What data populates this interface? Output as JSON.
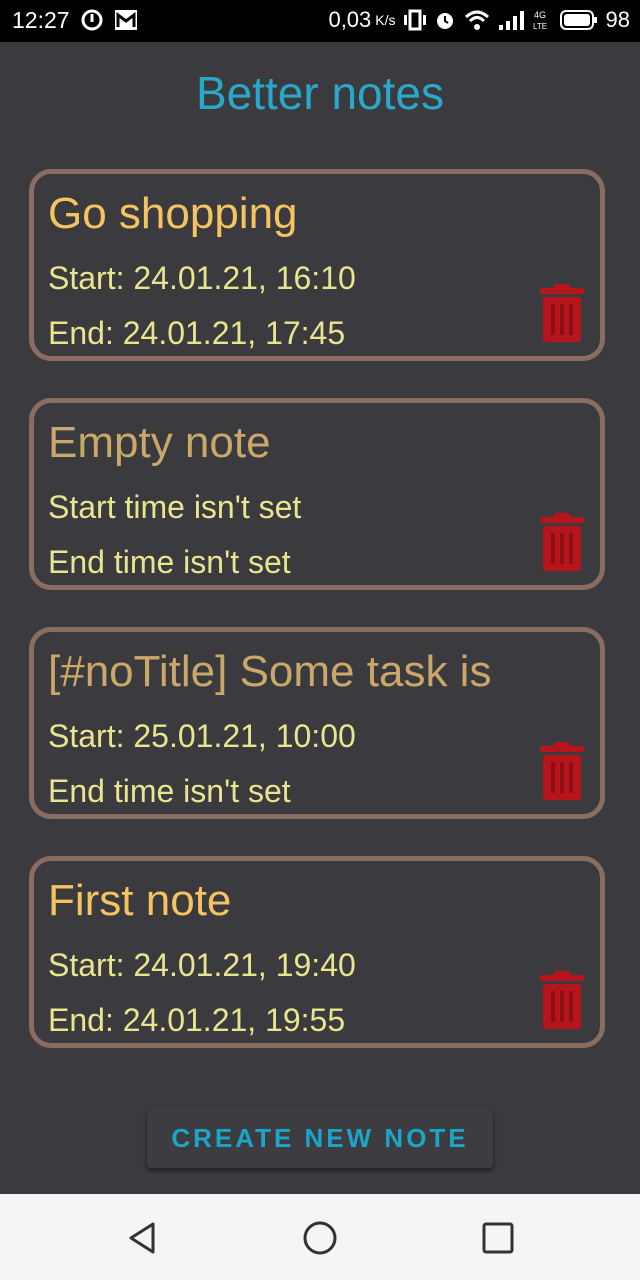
{
  "status_bar": {
    "time": "12:27",
    "speed": "0,03",
    "speed_unit": "K/s",
    "battery": "98"
  },
  "app": {
    "title": "Better notes"
  },
  "notes": [
    {
      "title": "Go shopping",
      "start": "Start: 24.01.21, 16:10",
      "end": "End: 24.01.21, 17:45"
    },
    {
      "title": "Empty note",
      "start": "Start time isn't set",
      "end": "End time isn't set"
    },
    {
      "title": "[#noTitle] Some task is",
      "start": "Start: 25.01.21, 10:00",
      "end": "End time isn't set"
    },
    {
      "title": "First note",
      "start": "Start: 24.01.21, 19:40",
      "end": "End: 24.01.21, 19:55"
    }
  ],
  "actions": {
    "create_label": "CREATE NEW NOTE"
  },
  "colors": {
    "background": "#3b3a3e",
    "title_accent": "#29a9c9",
    "note_title": "#f5c461",
    "note_text": "#e8e58e",
    "card_border": "#8a6d62",
    "delete": "#b8141c"
  },
  "icons": [
    "notification-icon",
    "gmail-icon",
    "vibrate-icon",
    "alarm-icon",
    "wifi-icon",
    "signal-icon",
    "battery-icon",
    "trash-icon",
    "back-icon",
    "home-icon",
    "recents-icon"
  ]
}
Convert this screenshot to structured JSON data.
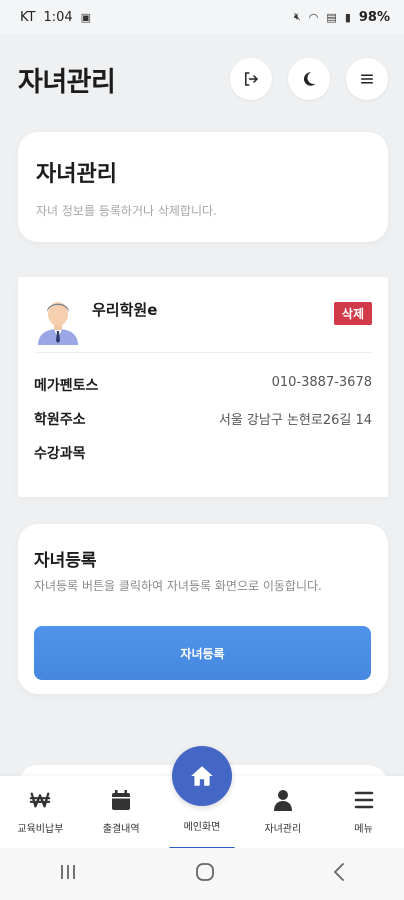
{
  "status_bar": {
    "carrier": "KT",
    "time": "1:04",
    "battery": "98%"
  },
  "header": {
    "title": "자녀관리",
    "buttons": [
      {
        "icon": "logout-icon"
      },
      {
        "icon": "moon-icon"
      },
      {
        "icon": "menu-icon"
      }
    ]
  },
  "intro": {
    "title": "자녀관리",
    "subtitle": "자녀 정보를 등록하거나 삭제합니다."
  },
  "child": {
    "name": "우리학원e",
    "delete_label": "삭제",
    "rows": [
      {
        "label": "메가펜토스",
        "value": "010-3887-3678"
      },
      {
        "label": "학원주소",
        "value": "서울 강남구 논현로26길 14"
      },
      {
        "label": "수강과목",
        "value": ""
      }
    ]
  },
  "register": {
    "title": "자녀등록",
    "description": "자녀등록 버튼을 클릭하여 자녀등록 화면으로 이동합니다.",
    "button_label": "자녀등록"
  },
  "bottom_nav": {
    "items": [
      {
        "label": "교육비납부",
        "icon": "won-icon"
      },
      {
        "label": "출결내역",
        "icon": "calendar-icon"
      },
      {
        "label": "메인화면",
        "icon": "home-icon"
      },
      {
        "label": "자녀관리",
        "icon": "person-icon"
      },
      {
        "label": "메뉴",
        "icon": "menu-icon"
      }
    ]
  },
  "colors": {
    "accent": "#4a8ee6",
    "home": "#4467c6",
    "danger": "#d13a48"
  }
}
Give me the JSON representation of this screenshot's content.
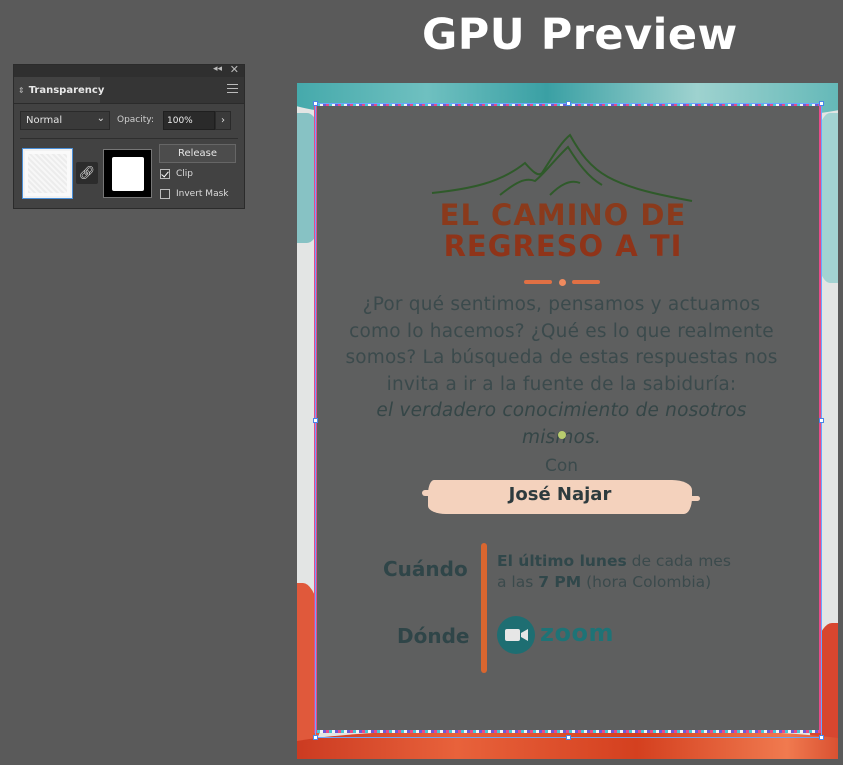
{
  "window_title": "GPU Preview",
  "transparency_panel": {
    "tab_label": "Transparency",
    "blend_mode": "Normal",
    "opacity_label": "Opacity:",
    "opacity_value": "100%",
    "release_label": "Release",
    "clip_label": "Clip",
    "clip_checked": true,
    "invert_mask_label": "Invert Mask",
    "invert_mask_checked": false
  },
  "poster": {
    "title_line1": "EL CAMINO DE",
    "title_line2": "REGRESO A TI",
    "paragraph_lines": [
      "¿Por qué sentimos, pensamos y actuamos",
      "como lo hacemos? ¿Qué es lo que realmente",
      "somos? La búsqueda de estas respuestas nos",
      "invita a ir a la fuente de la sabiduría:"
    ],
    "paragraph_emphasis": "el verdadero conocimiento de nosotros mismos.",
    "con_label": "Con",
    "host_name": "José Najar",
    "when_label": "Cuándo",
    "when_bold": "El último lunes",
    "when_rest": " de cada mes",
    "when_line2_pre": "a las ",
    "when_time": "7 PM",
    "when_line2_post": " (hora Colombia)",
    "where_label": "Dónde",
    "where_value": "zoom"
  },
  "colors": {
    "panel_bg": "#424242",
    "title_brown": "#8a3a1c",
    "accent_orange": "#d9662f",
    "zoom_teal": "#1e7376"
  }
}
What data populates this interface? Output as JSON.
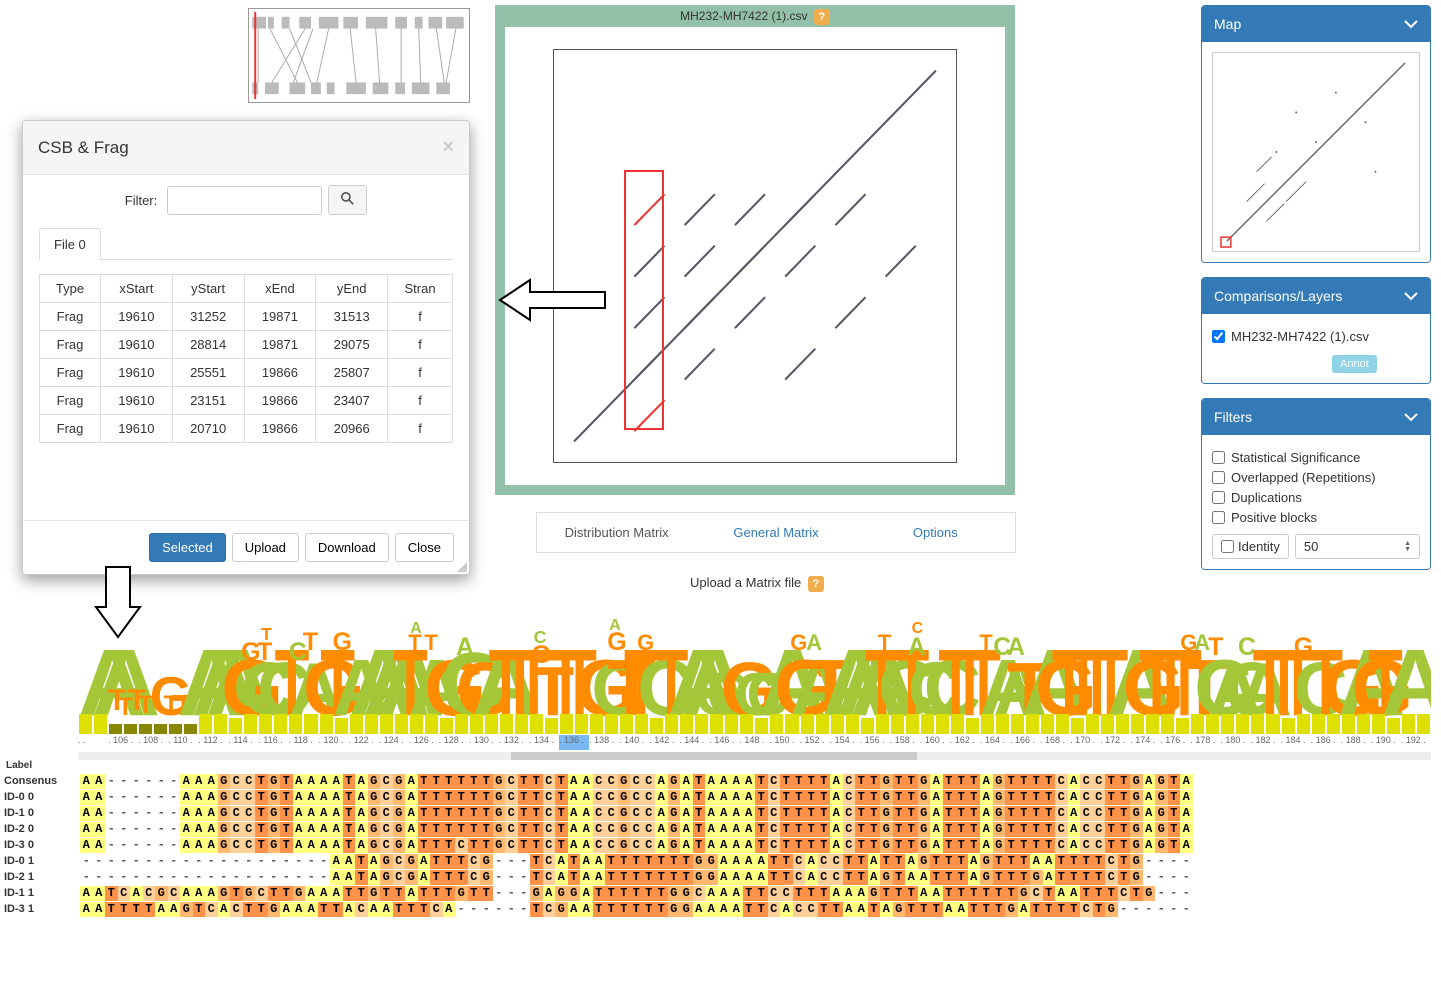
{
  "dialog": {
    "title": "CSB & Frag",
    "filter_label": "Filter:",
    "tab_label": "File 0",
    "columns": [
      "Type",
      "xStart",
      "yStart",
      "xEnd",
      "yEnd",
      "Stran"
    ],
    "rows": [
      [
        "Frag",
        "19610",
        "31252",
        "19871",
        "31513",
        "f"
      ],
      [
        "Frag",
        "19610",
        "28814",
        "19871",
        "29075",
        "f"
      ],
      [
        "Frag",
        "19610",
        "25551",
        "19866",
        "25807",
        "f"
      ],
      [
        "Frag",
        "19610",
        "23151",
        "19866",
        "23407",
        "f"
      ],
      [
        "Frag",
        "19610",
        "20710",
        "19866",
        "20966",
        "f"
      ]
    ],
    "buttons": {
      "selected": "Selected",
      "upload": "Upload",
      "download": "Download",
      "close": "Close"
    }
  },
  "main_plot": {
    "title": "MH232-MH7422 (1).csv"
  },
  "plot_tabs": {
    "distribution": "Distribution Matrix",
    "general": "General Matrix",
    "options": "Options"
  },
  "upload_text": "Upload a Matrix file",
  "panels": {
    "map_title": "Map",
    "comp_title": "Comparisons/Layers",
    "comp_item": "MH232-MH7422 (1).csv",
    "comp_annot": "Annot",
    "filters_title": "Filters",
    "filter_items": [
      "Statistical Significance",
      "Overlapped (Repetitions)",
      "Duplications",
      "Positive blocks"
    ],
    "identity_label": "Identity",
    "identity_value": "50"
  },
  "alignment": {
    "label_title": "Label",
    "ruler": [
      "",
      "106",
      "108",
      "110",
      "112",
      "114",
      "116",
      "118",
      "120",
      "122",
      "124",
      "126",
      "128",
      "130",
      "132",
      "134",
      "136",
      "138",
      "140",
      "142",
      "144",
      "146",
      "148",
      "150",
      "152",
      "154",
      "156",
      "158",
      "160",
      "162",
      "164",
      "166",
      "168",
      "170",
      "172",
      "174",
      "176",
      "178",
      "180",
      "182",
      "184",
      "186",
      "188",
      "190",
      "192"
    ],
    "rows": [
      {
        "label": "Consenus",
        "seq": "AA------AAAGCCTGTAAAATAGCGATTTTTTGCTTCTAACCGCCAGATAAAATCTTTTACTTGTTGATTTAGTTTTCACCTTGAGTA"
      },
      {
        "label": "ID-0 0",
        "seq": "AA------AAAGCCTGTAAAATAGCGATTTTTTGCTTCTAACCGCCAGATAAAATCTTTTACTTGTTGATTTAGTTTTCACCTTGAGTA"
      },
      {
        "label": "ID-1 0",
        "seq": "AA------AAAGCCTGTAAAATAGCGATTTTTTGCTTCTAACCGCCAGATAAAATCTTTTACTTGTTGATTTAGTTTTCACCTTGAGTA"
      },
      {
        "label": "ID-2 0",
        "seq": "AA------AAAGCCTGTAAAATAGCGATTTTTTGCTTCTAACCGCCAGATAAAATCTTTTACTTGTTGATTTAGTTTTCACCTTGAGTA"
      },
      {
        "label": "ID-3 0",
        "seq": "AA------AAAGCCTGTAAAATAGCGATTTCTTGCTTCTAACCGCCAGATAAAATCTTTTACTTGTTGATTTAGTTTTCACCTTGAGTA"
      },
      {
        "label": "ID-0 1",
        "seq": "--------------------AATAGCGATTTCG---TCATAATTTTTTTGGAAAATTCACCTTATTAGTTTAGTTTAATTTTCTG----"
      },
      {
        "label": "ID-2 1",
        "seq": "--------------------AATAGCGATTTCG---TCATAATTTTTTTGGAAAATTCACCTTAGTAATTTAGTTTGATTTTCTG----"
      },
      {
        "label": "ID-1 1",
        "seq": "AATCACGCAAAGTGCTTGAAATTGTTATTTGTT---GAGGATTTTTTGGCAAATTCCTTTAAAGTTTAATTTTTTGCTAATTTCTG---"
      },
      {
        "label": "ID-3 1",
        "seq": "AATTTTAAGTCACTTGAAATTACAATTTCA------TCGAATTTTTTGGAAAATTCACCTTAATAGTTTAATTTGATTTTCTG------"
      }
    ]
  }
}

____

• **Task statement**: How many of the listing's lines contain "JSON"? Respond with a single number and nothing else.

• **Solved exercise**: 4